begin ROWS
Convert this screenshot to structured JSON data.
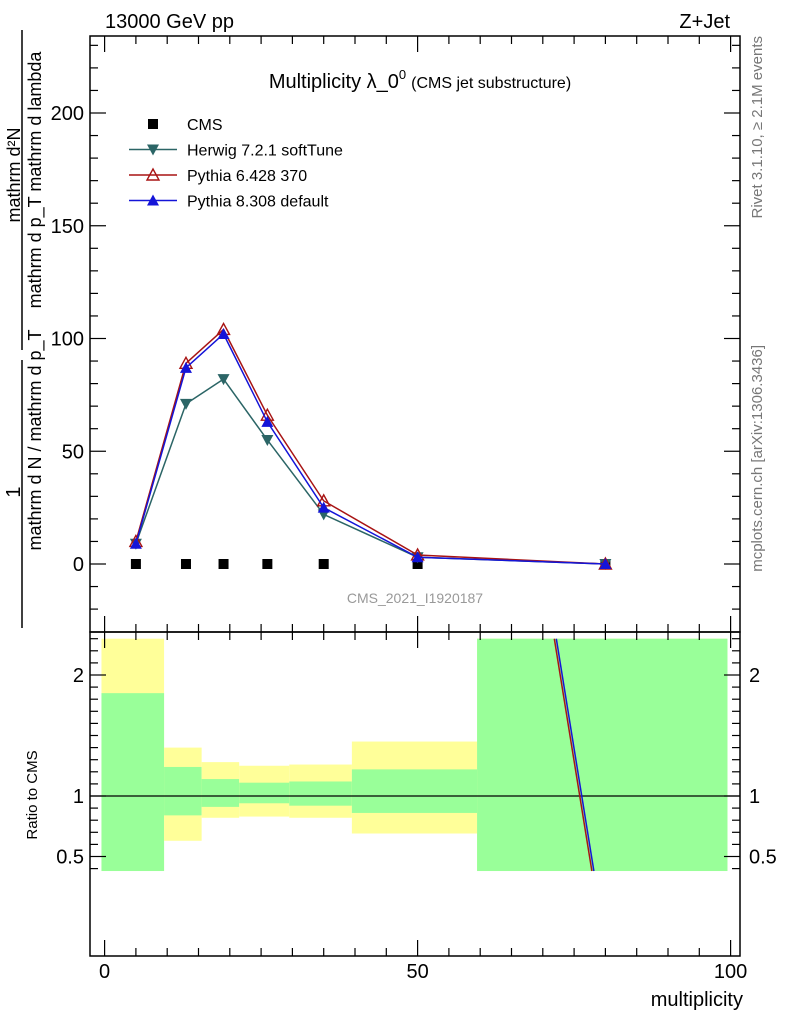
{
  "header": {
    "left": "13000 GeV pp",
    "right": "Z+Jet"
  },
  "side_text": {
    "rivet": "Rivet 3.1.10, ≥ 2.1M events",
    "mcplots": "mcplots.cern.ch [arXiv:1306.3436]"
  },
  "watermark": "CMS_2021_I1920187",
  "chart_data": [
    {
      "type": "line",
      "title": "Multiplicity λ_0",
      "title_sup": "0",
      "subtitle": "(CMS jet substructure)",
      "ylabel": {
        "num": "mathrm d²N",
        "den": "mathrm d p_T mathrm d lambda",
        "prefix_num": "1",
        "prefix_den": "mathrm d N / mathrm d p_T"
      },
      "ylim": [
        -30,
        235
      ],
      "yticks": [
        0,
        50,
        100,
        150,
        200
      ],
      "xlim": [
        -2,
        100
      ],
      "xticks": [
        0,
        50,
        100
      ],
      "legend_position": "top-left",
      "series": [
        {
          "name": "CMS",
          "marker": "square",
          "color": "#000000",
          "x": [
            5,
            13,
            19,
            26,
            35,
            50,
            80
          ],
          "y": [
            0,
            0,
            0,
            0,
            0,
            0,
            0
          ],
          "connect": false
        },
        {
          "name": "Herwig 7.2.1 softTune",
          "marker": "triangle-down",
          "color": "#2b6566",
          "x": [
            5,
            13,
            19,
            26,
            35,
            50,
            80
          ],
          "y": [
            9,
            71,
            82,
            55,
            22,
            3,
            0
          ],
          "connect": true
        },
        {
          "name": "Pythia 6.428 370",
          "marker": "triangle-up-open",
          "color": "#a81414",
          "x": [
            5,
            13,
            19,
            26,
            35,
            50,
            80
          ],
          "y": [
            10,
            89,
            104,
            66,
            28,
            4,
            0
          ],
          "connect": true
        },
        {
          "name": "Pythia 8.308 default",
          "marker": "triangle-up",
          "color": "#1414d8",
          "x": [
            5,
            13,
            19,
            26,
            35,
            50,
            80
          ],
          "y": [
            9,
            87,
            102,
            63,
            25,
            3,
            0
          ],
          "connect": true
        }
      ]
    },
    {
      "type": "line",
      "ylabel": "Ratio to CMS",
      "xlabel": "multiplicity",
      "ylim": [
        0.38,
        2.3
      ],
      "yticks": [
        0.5,
        1,
        2
      ],
      "ytick_labels": [
        "0.5",
        "1",
        "2"
      ],
      "xlim": [
        -2,
        100
      ],
      "xticks": [
        0,
        50,
        100
      ],
      "bands": [
        {
          "x0": -0.5,
          "x1": 9.5,
          "yellow": [
            0.38,
            2.3
          ],
          "green": [
            0.38,
            1.85
          ]
        },
        {
          "x0": 9.5,
          "x1": 15.5,
          "yellow": [
            0.63,
            1.4
          ],
          "green": [
            0.84,
            1.24
          ]
        },
        {
          "x0": 15.5,
          "x1": 21.5,
          "yellow": [
            0.82,
            1.28
          ],
          "green": [
            0.91,
            1.14
          ]
        },
        {
          "x0": 21.5,
          "x1": 29.5,
          "yellow": [
            0.83,
            1.25
          ],
          "green": [
            0.94,
            1.11
          ]
        },
        {
          "x0": 29.5,
          "x1": 39.5,
          "yellow": [
            0.82,
            1.26
          ],
          "green": [
            0.92,
            1.12
          ]
        },
        {
          "x0": 39.5,
          "x1": 59.5,
          "yellow": [
            0.69,
            1.45
          ],
          "green": [
            0.86,
            1.22
          ]
        },
        {
          "x0": 59.5,
          "x1": 99.5,
          "yellow": [
            0.38,
            2.3
          ],
          "green": [
            0.38,
            2.3
          ]
        }
      ],
      "ratio_lines": [
        {
          "name": "Pythia 6.428 370",
          "color": "#a81414",
          "x": [
            72,
            78
          ],
          "y": [
            2.3,
            0.38
          ]
        },
        {
          "name": "Pythia 8.308 default",
          "color": "#1414d8",
          "x": [
            72,
            78
          ],
          "y": [
            2.3,
            0.38
          ]
        }
      ]
    }
  ],
  "colors": {
    "band_yellow": "#ffff99",
    "band_green": "#99ff99"
  }
}
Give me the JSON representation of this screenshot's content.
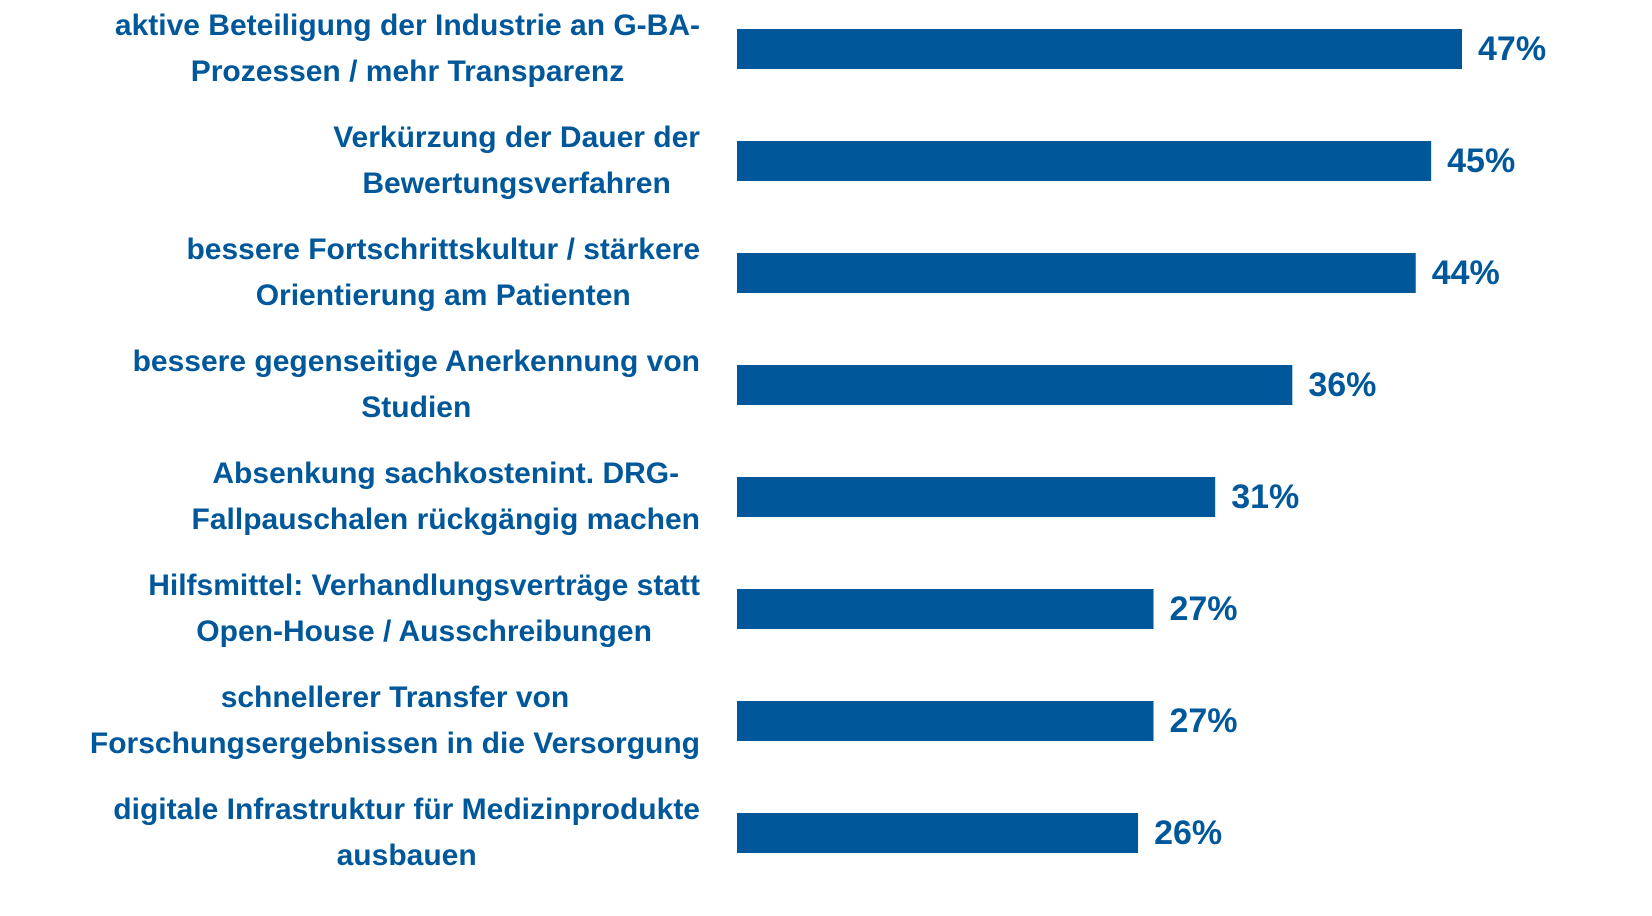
{
  "chart_data": {
    "type": "bar",
    "orientation": "horizontal",
    "color": "#00589b",
    "categories": [
      [
        "aktive Beteiligung der Industrie an G-BA-",
        "Prozessen / mehr Transparenz"
      ],
      [
        "Verkürzung der Dauer der",
        "Bewertungsverfahren"
      ],
      [
        "bessere Fortschrittskultur / stärkere",
        "Orientierung am Patienten"
      ],
      [
        "bessere gegenseitige Anerkennung von",
        "Studien"
      ],
      [
        "Absenkung sachkostenint. DRG-",
        "Fallpauschalen rückgängig machen"
      ],
      [
        "Hilfsmittel: Verhandlungsverträge statt",
        "Open-House / Ausschreibungen"
      ],
      [
        "schnellerer Transfer von",
        "Forschungsergebnissen in die Versorgung"
      ],
      [
        "digitale Infrastruktur für Medizinprodukte",
        "ausbauen"
      ]
    ],
    "values": [
      47,
      45,
      44,
      36,
      31,
      27,
      27,
      26
    ],
    "value_labels": [
      "47%",
      "45%",
      "44%",
      "36%",
      "31%",
      "27%",
      "27%",
      "26%"
    ]
  }
}
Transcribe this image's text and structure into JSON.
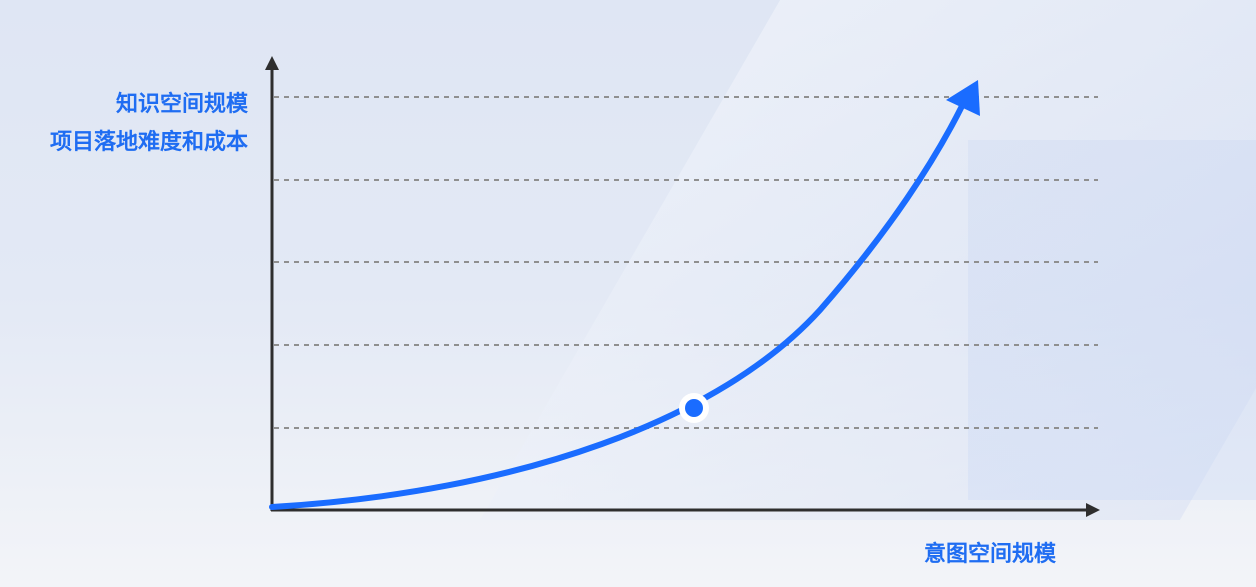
{
  "y_axis_labels": [
    "知识空间规模",
    "项目落地难度和成本"
  ],
  "x_axis_label": "意图空间规模",
  "colors": {
    "accent": "#1a6cff",
    "axis": "#2e2e2e",
    "gridline": "#8f8f8f"
  },
  "gridlines": 5,
  "curve_shape": "exponential-growth",
  "marker": "highlighted-point-on-curve"
}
end ROWS
## EXERCISE DIRECTIONS
All of the lines above should be retyped precisely, apart from the pictures.

## SOLUTION FOR THIS PROBLEM
Convert this screenshot to structured JSON data.
{
  "header": {
    "left": "13000 GeV pp",
    "right": "Z+Jet"
  },
  "side_text": {
    "rivet": "Rivet 3.1.10, ≥ 2.1M events",
    "mcplots": "mcplots.cern.ch [arXiv:1306.3436]"
  },
  "watermark": "CMS_2021_I1920187",
  "chart_data": [
    {
      "type": "line",
      "title": "Multiplicity λ_0",
      "title_sup": "0",
      "subtitle": "(CMS jet substructure)",
      "ylabel": {
        "num": "mathrm d²N",
        "den": "mathrm d p_T mathrm d lambda",
        "prefix_num": "1",
        "prefix_den": "mathrm d N / mathrm d p_T"
      },
      "ylim": [
        -30,
        235
      ],
      "yticks": [
        0,
        50,
        100,
        150,
        200
      ],
      "xlim": [
        -2,
        100
      ],
      "xticks": [
        0,
        50,
        100
      ],
      "legend_position": "top-left",
      "series": [
        {
          "name": "CMS",
          "marker": "square",
          "color": "#000000",
          "x": [
            5,
            13,
            19,
            26,
            35,
            50,
            80
          ],
          "y": [
            0,
            0,
            0,
            0,
            0,
            0,
            0
          ],
          "connect": false
        },
        {
          "name": "Herwig 7.2.1 softTune",
          "marker": "triangle-down",
          "color": "#2b6566",
          "x": [
            5,
            13,
            19,
            26,
            35,
            50,
            80
          ],
          "y": [
            9,
            71,
            82,
            55,
            22,
            3,
            0
          ],
          "connect": true
        },
        {
          "name": "Pythia 6.428 370",
          "marker": "triangle-up-open",
          "color": "#a81414",
          "x": [
            5,
            13,
            19,
            26,
            35,
            50,
            80
          ],
          "y": [
            10,
            89,
            104,
            66,
            28,
            4,
            0
          ],
          "connect": true
        },
        {
          "name": "Pythia 8.308 default",
          "marker": "triangle-up",
          "color": "#1414d8",
          "x": [
            5,
            13,
            19,
            26,
            35,
            50,
            80
          ],
          "y": [
            9,
            87,
            102,
            63,
            25,
            3,
            0
          ],
          "connect": true
        }
      ]
    },
    {
      "type": "line",
      "ylabel": "Ratio to CMS",
      "xlabel": "multiplicity",
      "ylim": [
        0.38,
        2.3
      ],
      "yticks": [
        0.5,
        1,
        2
      ],
      "ytick_labels": [
        "0.5",
        "1",
        "2"
      ],
      "xlim": [
        -2,
        100
      ],
      "xticks": [
        0,
        50,
        100
      ],
      "bands": [
        {
          "x0": -0.5,
          "x1": 9.5,
          "yellow": [
            0.38,
            2.3
          ],
          "green": [
            0.38,
            1.85
          ]
        },
        {
          "x0": 9.5,
          "x1": 15.5,
          "yellow": [
            0.63,
            1.4
          ],
          "green": [
            0.84,
            1.24
          ]
        },
        {
          "x0": 15.5,
          "x1": 21.5,
          "yellow": [
            0.82,
            1.28
          ],
          "green": [
            0.91,
            1.14
          ]
        },
        {
          "x0": 21.5,
          "x1": 29.5,
          "yellow": [
            0.83,
            1.25
          ],
          "green": [
            0.94,
            1.11
          ]
        },
        {
          "x0": 29.5,
          "x1": 39.5,
          "yellow": [
            0.82,
            1.26
          ],
          "green": [
            0.92,
            1.12
          ]
        },
        {
          "x0": 39.5,
          "x1": 59.5,
          "yellow": [
            0.69,
            1.45
          ],
          "green": [
            0.86,
            1.22
          ]
        },
        {
          "x0": 59.5,
          "x1": 99.5,
          "yellow": [
            0.38,
            2.3
          ],
          "green": [
            0.38,
            2.3
          ]
        }
      ],
      "ratio_lines": [
        {
          "name": "Pythia 6.428 370",
          "color": "#a81414",
          "x": [
            72,
            78
          ],
          "y": [
            2.3,
            0.38
          ]
        },
        {
          "name": "Pythia 8.308 default",
          "color": "#1414d8",
          "x": [
            72,
            78
          ],
          "y": [
            2.3,
            0.38
          ]
        }
      ]
    }
  ],
  "colors": {
    "band_yellow": "#ffff99",
    "band_green": "#99ff99"
  }
}
Give me the JSON representation of this screenshot's content.
{
  "chart_data": {
    "type": "bar",
    "orientation": "horizontal",
    "color": "#00589b",
    "categories": [
      [
        "aktive Beteiligung der Industrie an G-BA-",
        "Prozessen / mehr Transparenz"
      ],
      [
        "Verkürzung der Dauer der",
        "Bewertungsverfahren"
      ],
      [
        "bessere Fortschrittskultur / stärkere",
        "Orientierung am Patienten"
      ],
      [
        "bessere gegenseitige Anerkennung von",
        "Studien"
      ],
      [
        "Absenkung sachkostenint. DRG-",
        "Fallpauschalen rückgängig machen"
      ],
      [
        "Hilfsmittel: Verhandlungsverträge statt",
        "Open-House / Ausschreibungen"
      ],
      [
        "schnellerer Transfer von",
        "Forschungsergebnissen in die Versorgung"
      ],
      [
        "digitale Infrastruktur für Medizinprodukte",
        "ausbauen"
      ]
    ],
    "values": [
      47,
      45,
      44,
      36,
      31,
      27,
      27,
      26
    ],
    "value_labels": [
      "47%",
      "45%",
      "44%",
      "36%",
      "31%",
      "27%",
      "27%",
      "26%"
    ]
  }
}
Transcribe this image's text and structure into JSON.
{
  "y_axis_labels": [
    "知识空间规模",
    "项目落地难度和成本"
  ],
  "x_axis_label": "意图空间规模",
  "colors": {
    "accent": "#1a6cff",
    "axis": "#2e2e2e",
    "gridline": "#8f8f8f"
  },
  "gridlines": 5,
  "curve_shape": "exponential-growth",
  "marker": "highlighted-point-on-curve"
}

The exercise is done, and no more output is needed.